▶ Given instruction
Every line of the material that follows must be printed again exactly.

▶ Data shown
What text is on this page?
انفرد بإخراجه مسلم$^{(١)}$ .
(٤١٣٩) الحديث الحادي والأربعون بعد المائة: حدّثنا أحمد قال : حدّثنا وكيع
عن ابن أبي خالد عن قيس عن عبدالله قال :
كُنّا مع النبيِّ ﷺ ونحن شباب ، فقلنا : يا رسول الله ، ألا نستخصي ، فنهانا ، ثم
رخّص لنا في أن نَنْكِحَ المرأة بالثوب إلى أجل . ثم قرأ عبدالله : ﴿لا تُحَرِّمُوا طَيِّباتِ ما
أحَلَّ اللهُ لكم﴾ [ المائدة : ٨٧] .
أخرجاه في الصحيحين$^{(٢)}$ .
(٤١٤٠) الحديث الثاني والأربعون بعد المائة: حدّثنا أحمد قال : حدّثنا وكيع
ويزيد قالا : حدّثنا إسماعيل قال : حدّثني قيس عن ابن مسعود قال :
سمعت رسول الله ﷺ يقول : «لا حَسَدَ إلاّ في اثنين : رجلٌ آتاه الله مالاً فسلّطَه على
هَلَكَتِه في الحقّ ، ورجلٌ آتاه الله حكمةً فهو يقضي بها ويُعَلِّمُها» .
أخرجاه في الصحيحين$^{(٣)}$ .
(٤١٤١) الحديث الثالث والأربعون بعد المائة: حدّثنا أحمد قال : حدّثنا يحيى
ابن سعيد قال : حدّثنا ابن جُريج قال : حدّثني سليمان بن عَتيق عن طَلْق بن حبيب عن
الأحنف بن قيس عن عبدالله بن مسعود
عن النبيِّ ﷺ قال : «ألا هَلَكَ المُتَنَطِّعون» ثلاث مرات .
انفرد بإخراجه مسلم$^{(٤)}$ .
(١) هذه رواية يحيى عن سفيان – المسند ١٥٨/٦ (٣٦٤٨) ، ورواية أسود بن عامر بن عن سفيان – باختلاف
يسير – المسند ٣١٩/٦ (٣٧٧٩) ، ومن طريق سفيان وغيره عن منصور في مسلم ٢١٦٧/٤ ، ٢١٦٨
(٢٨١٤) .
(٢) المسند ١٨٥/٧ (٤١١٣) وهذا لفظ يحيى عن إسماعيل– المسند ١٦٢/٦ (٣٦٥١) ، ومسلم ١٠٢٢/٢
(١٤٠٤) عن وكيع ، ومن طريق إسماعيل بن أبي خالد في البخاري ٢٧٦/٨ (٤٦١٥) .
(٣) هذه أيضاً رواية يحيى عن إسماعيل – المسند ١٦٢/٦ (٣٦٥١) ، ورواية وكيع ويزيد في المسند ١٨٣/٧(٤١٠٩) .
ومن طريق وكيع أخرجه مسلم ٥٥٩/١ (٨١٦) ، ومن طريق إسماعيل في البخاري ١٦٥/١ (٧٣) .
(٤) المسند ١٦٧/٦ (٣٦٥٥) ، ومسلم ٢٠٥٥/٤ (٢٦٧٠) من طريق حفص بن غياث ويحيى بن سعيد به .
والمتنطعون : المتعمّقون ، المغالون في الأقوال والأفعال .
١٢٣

▶ Result below
What text is on this page?
انفرد بإخراجه مسلم$^{(١)}$ .
(٤١٣٩) الحديث الحادي والأربعون بعد المائة: حدّثنا أحمد قال : حدّثنا وكيع
عن ابن أبي خالد عن قيس عن عبدالله قال :
كُنّا مع النبيِّ ﷺ ونحن شباب ، فقلنا : يا رسول الله ، ألا نستخصي ، فنهانا ، ثم
رخّص لنا في أن نَنْكِحَ المرأة بالثوب إلى أجل . ثم قرأ عبدالله : ﴿لا تُحَرِّمُوا طَيِّباتِ ما
أحَلَّ اللهُ لكم﴾ [ المائدة : ٨٧] .
أخرجاه في الصحيحين$^{(٢)}$ .
(٤١٤٠) الحديث الثاني والأربعون بعد المائة: حدّثنا أحمد قال : حدّثنا وكيع
ويزيد قالا : حدّثنا إسماعيل قال : حدّثني قيس عن ابن مسعود قال :
سمعت رسول الله ﷺ يقول : «لا حَسَدَ إلاّ في اثنين : رجلٌ آتاه الله مالاً فسلّطَه على
هَلَكَتِه في الحقّ ، ورجلٌ آتاه الله حكمةً فهو يقضي بها ويُعَلِّمُها» .
أخرجاه في الصحيحين$^{(٣)}$ .
(٤١٤١) الحديث الثالث والأربعون بعد المائة: حدّثنا أحمد قال : حدّثنا يحيى
ابن سعيد قال : حدّثنا ابن جُريج قال : حدّثني سليمان بن عَتيق عن طَلْق بن حبيب عن
الأحنف بن قيس عن عبدالله بن مسعود
عن النبيِّ ﷺ قال : «ألا هَلَكَ المُتَنَطِّعون» ثلاث مرات .
انفرد بإخراجه مسلم$^{(٤)}$ .
(١) هذه رواية يحيى عن سفيان – المسند ١٥٨/٦ (٣٦٤٨) ، ورواية أسود بن عامر بن عن سفيان – باختلاف
يسير – المسند ٣١٩/٦ (٣٧٧٩) ، ومن طريق سفيان وغيره عن منصور في مسلم ٢١٦٧/٤ ، ٢١٦٨
(٢٨١٤) .
(٢) المسند ١٨٥/٧ (٤١١٣) وهذا لفظ يحيى عن إسماعيل– المسند ١٦٢/٦ (٣٦٥١) ، ومسلم ١٠٢٢/٢
(١٤٠٤) عن وكيع ، ومن طريق إسماعيل بن أبي خالد في البخاري ٢٧٦/٨ (٤٦١٥) .
(٣) هذه أيضاً رواية يحيى عن إسماعيل – المسند ١٦٢/٦ (٣٦٥١) ، ورواية وكيع ويزيد في المسند ١٨٣/٧(٤١٠٩) .
ومن طريق وكيع أخرجه مسلم ٥٥٩/١ (٨١٦) ، ومن طريق إسماعيل في البخاري ١٦٥/١ (٧٣) .
(٤) المسند ١٦٧/٦ (٣٦٥٥) ، ومسلم ٢٠٥٥/٤ (٢٦٧٠) من طريق حفص بن غياث ويحيى بن سعيد به .
والمتنطعون : المتعمّقون ، المغالون في الأقوال والأفعال .
١٢٣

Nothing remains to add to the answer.